**Enunciado 1:** No trecho sobre Igreja e Estado na Espanha, o que um juiz decidiu em novembro sobre a escola pública?
**Enunciado 2:** Repita as linhas da listagem, começando pela que contém "checkbox-icon [61,799,74,812]" e parando depois da que contém "list-item [59,610,699,634]".

**Trecho selecionado:**

===

Vaticano: Espanha vive batalha entre Igreja e Estado


07.01,2009 - A escola primária Macias Picavea não parece um foco de revolução. Mas o despretensioso edifício de tijolos na sonolenta cidade industrial de Valladolid se tornou um campo de batalha na guerra cada vez mais intensa que opõe Igreja e Estado na Espanha.

Em uma decisão sem precedentes no país, um juiz decidiu em novembro que a escola pública deve remover os crucifixos das paredes de suas salas de aula, porque elas violam a natureza "laica" do Estado espanhol.

Embora a Igreja não estivesse entre as partes envolvidas no processo, criticou a decisão como ataque "injusto" contra um símbolo histórico e cultural - e um sinal do secularismo cada vez mais militante do Estado na Espanha.

Se a decisão do juiz representa o mais recente revés para o domínio um dia férreo que a Igreja exercia sobre a vida espanhola, a resposta da hierarquia católica dá ao país a posição de polo na definição do futuro relacionamento entre Igreja e Estado na Europa.

Para o Papa Bento XVI, que apostou seu pontificado iniciado três anos atrás na empreitada de manter a Europa como região cristã, a Espanha, com sua população 90% católica e rica História religiosa representava uma última esperança em um continente no qual a religião tem cada vez menos importância.

Mas essa esperança está rapidamente desaparecendo. Desde 2004, o governo socialista do primeiro-ministro Jose Luis Rodriguez Zapatero legalizou o casamento homossexual e o divórcio acelerado, e está tentando afrouxar as leis que restringem aborto e eutanásia.

===

Registros de caixas rotuladas
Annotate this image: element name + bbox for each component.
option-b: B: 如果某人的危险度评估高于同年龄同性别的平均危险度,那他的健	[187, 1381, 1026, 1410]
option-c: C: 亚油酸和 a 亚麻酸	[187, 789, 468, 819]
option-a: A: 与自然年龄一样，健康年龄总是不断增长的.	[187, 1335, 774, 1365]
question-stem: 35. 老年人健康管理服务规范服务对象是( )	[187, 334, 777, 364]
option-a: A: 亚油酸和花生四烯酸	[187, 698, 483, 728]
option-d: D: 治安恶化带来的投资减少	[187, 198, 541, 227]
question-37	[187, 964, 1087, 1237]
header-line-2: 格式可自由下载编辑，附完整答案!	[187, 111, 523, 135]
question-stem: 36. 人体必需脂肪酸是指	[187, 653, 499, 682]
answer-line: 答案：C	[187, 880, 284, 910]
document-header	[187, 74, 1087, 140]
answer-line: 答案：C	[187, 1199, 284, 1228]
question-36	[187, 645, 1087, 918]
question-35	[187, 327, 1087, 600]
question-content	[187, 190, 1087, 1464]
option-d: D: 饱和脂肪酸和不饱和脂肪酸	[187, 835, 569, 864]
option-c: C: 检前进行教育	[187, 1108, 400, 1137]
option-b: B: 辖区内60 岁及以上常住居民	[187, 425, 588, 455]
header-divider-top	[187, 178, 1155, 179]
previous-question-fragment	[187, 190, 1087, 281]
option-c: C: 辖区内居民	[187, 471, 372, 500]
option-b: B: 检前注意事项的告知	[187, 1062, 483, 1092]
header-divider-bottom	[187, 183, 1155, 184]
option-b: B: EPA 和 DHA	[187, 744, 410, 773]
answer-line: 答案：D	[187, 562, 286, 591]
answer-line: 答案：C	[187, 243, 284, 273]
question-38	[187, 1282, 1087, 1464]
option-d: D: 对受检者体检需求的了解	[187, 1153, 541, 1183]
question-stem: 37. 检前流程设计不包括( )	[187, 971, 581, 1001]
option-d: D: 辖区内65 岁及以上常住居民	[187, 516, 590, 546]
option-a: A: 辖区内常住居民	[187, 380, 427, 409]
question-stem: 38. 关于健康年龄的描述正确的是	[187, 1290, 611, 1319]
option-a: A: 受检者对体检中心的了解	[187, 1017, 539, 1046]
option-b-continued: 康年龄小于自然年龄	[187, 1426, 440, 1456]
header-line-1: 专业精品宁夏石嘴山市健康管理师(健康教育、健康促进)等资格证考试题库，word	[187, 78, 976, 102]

===

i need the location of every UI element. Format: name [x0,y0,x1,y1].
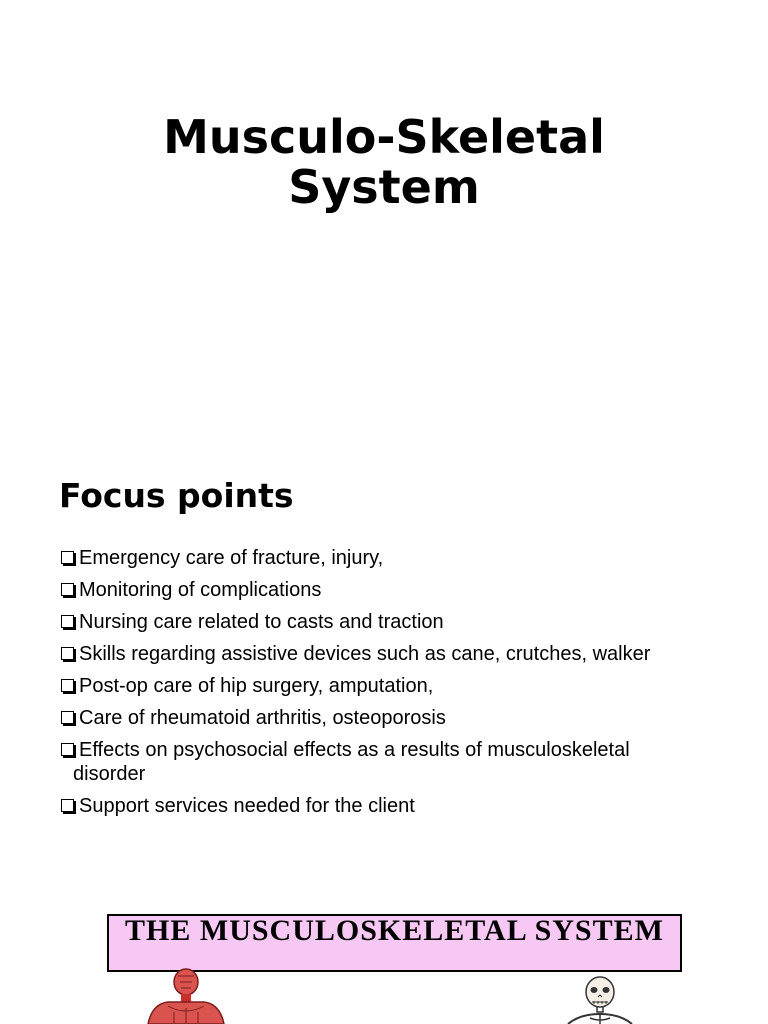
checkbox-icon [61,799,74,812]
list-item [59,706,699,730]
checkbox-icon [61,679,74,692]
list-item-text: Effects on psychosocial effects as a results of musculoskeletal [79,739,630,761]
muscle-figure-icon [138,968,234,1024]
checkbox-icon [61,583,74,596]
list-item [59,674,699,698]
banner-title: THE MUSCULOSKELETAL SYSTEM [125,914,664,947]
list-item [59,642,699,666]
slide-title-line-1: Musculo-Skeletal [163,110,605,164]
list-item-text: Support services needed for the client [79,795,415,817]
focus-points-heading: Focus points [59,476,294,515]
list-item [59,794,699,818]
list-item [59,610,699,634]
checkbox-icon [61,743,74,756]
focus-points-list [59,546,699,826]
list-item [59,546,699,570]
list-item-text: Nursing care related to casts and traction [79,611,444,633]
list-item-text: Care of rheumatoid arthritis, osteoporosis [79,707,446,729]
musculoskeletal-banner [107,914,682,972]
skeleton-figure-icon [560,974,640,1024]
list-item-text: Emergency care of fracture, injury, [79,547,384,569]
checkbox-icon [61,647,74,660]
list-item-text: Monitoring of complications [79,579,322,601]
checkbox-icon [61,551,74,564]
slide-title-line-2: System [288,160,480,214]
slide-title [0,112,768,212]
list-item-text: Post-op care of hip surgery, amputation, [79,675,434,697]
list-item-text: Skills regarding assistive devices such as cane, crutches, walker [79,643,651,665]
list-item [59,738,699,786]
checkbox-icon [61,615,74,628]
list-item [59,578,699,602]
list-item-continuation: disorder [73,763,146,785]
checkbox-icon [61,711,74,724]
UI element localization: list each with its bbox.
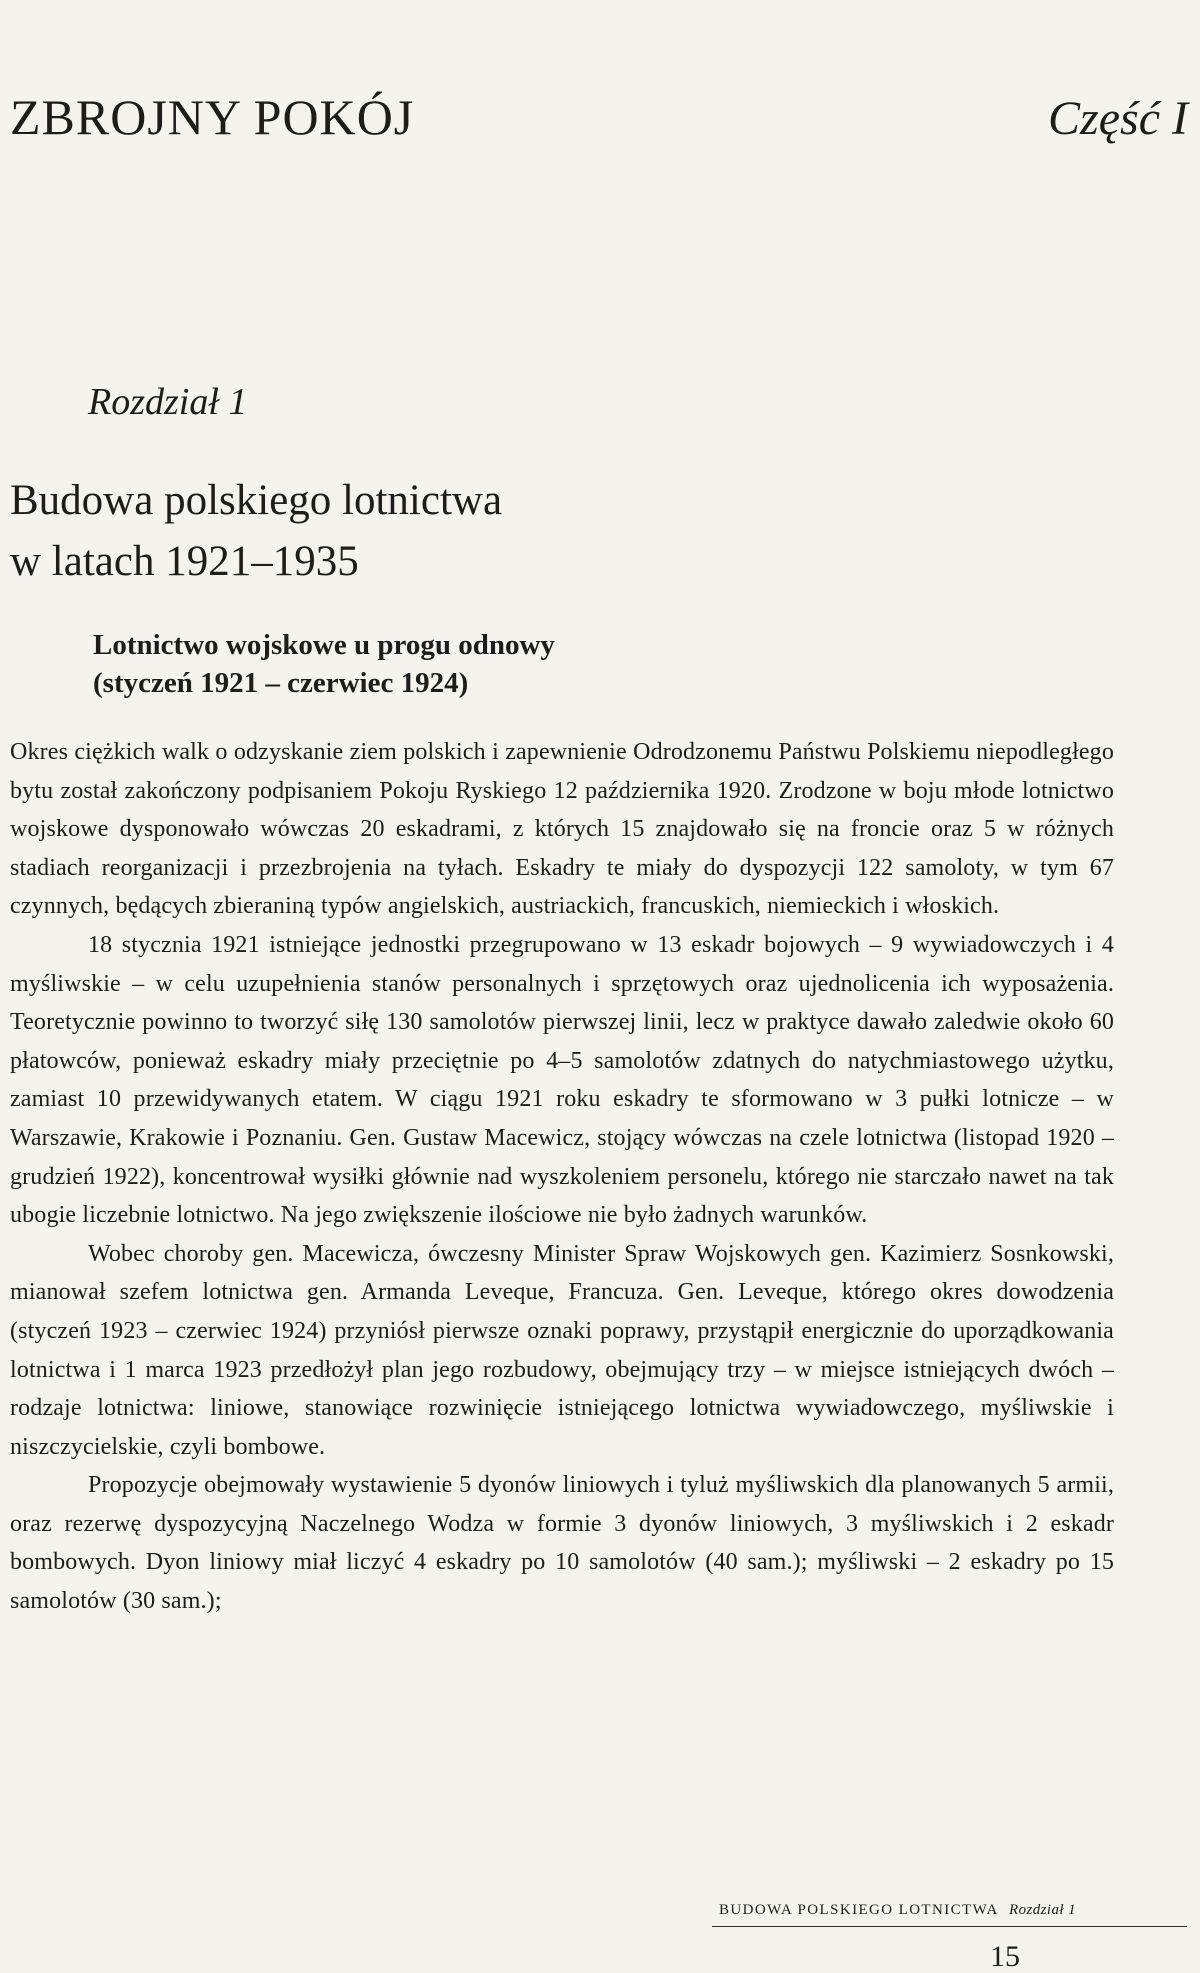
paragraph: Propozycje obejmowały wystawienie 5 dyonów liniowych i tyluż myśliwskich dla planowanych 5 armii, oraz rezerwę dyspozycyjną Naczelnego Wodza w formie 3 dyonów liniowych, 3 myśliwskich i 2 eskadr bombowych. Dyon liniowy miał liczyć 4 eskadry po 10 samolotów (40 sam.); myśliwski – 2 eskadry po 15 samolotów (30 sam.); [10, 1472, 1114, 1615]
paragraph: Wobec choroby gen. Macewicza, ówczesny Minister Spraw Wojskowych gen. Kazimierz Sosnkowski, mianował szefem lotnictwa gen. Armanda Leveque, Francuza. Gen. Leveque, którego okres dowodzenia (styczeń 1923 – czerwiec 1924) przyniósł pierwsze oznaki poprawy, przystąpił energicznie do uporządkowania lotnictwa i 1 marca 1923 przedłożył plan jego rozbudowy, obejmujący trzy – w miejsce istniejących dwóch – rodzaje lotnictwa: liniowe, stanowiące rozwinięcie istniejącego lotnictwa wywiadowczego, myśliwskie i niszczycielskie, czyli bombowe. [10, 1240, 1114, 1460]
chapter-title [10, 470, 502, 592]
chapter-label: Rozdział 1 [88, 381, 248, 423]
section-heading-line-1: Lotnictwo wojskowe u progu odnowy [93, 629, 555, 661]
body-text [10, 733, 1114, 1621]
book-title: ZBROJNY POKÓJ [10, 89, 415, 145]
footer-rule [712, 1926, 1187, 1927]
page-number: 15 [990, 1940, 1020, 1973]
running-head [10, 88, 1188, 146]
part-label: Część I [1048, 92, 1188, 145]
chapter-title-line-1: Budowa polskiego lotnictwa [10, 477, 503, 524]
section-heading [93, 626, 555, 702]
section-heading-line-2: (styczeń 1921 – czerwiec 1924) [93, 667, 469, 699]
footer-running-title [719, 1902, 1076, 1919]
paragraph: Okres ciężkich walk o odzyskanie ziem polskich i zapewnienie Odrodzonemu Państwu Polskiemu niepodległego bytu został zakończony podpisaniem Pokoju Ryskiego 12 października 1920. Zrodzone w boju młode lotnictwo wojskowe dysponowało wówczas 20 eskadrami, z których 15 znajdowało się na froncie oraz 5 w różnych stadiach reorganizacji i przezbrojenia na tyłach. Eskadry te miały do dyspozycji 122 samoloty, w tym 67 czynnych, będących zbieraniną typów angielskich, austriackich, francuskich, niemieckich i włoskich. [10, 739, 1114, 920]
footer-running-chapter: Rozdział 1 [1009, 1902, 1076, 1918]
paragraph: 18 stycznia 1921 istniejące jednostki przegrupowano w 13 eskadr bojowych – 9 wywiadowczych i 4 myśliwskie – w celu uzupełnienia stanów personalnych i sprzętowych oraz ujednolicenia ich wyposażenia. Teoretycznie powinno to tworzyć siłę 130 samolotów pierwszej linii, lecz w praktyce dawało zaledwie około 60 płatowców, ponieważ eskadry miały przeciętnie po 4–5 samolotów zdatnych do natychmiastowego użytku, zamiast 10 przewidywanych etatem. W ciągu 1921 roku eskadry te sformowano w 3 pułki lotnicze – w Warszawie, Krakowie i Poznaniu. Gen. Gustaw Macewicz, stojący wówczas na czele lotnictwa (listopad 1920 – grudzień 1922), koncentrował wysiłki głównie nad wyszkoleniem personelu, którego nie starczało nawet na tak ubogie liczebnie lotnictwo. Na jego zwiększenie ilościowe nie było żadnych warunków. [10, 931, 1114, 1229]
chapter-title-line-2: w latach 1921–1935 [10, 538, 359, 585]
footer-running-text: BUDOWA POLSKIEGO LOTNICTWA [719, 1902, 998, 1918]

===

**Resultado 1:** Que a escola deve remover os crucifixos das paredes de suas salas de aula.

**Resultado 2:**
checkbox-icon [61,799,74,812]
list-item [59,706,699,730]
checkbox-icon [61,679,74,692]
list-item-text: Effects on psychosocial effects as a results of musculoskeletal [79,739,630,761]
muscle-figure-icon [138,968,234,1024]
checkbox-icon [61,583,74,596]
list-item [59,674,699,698]
banner-title: THE MUSCULOSKELETAL SYSTEM [125,914,664,947]
list-item [59,642,699,666]
slide-title-line-1: Musculo-Skeletal [163,110,605,164]
list-item-text: Support services needed for the client [79,795,415,817]
focus-points-heading: Focus points [59,476,294,515]
list-item [59,794,699,818]
list-item [59,610,699,634]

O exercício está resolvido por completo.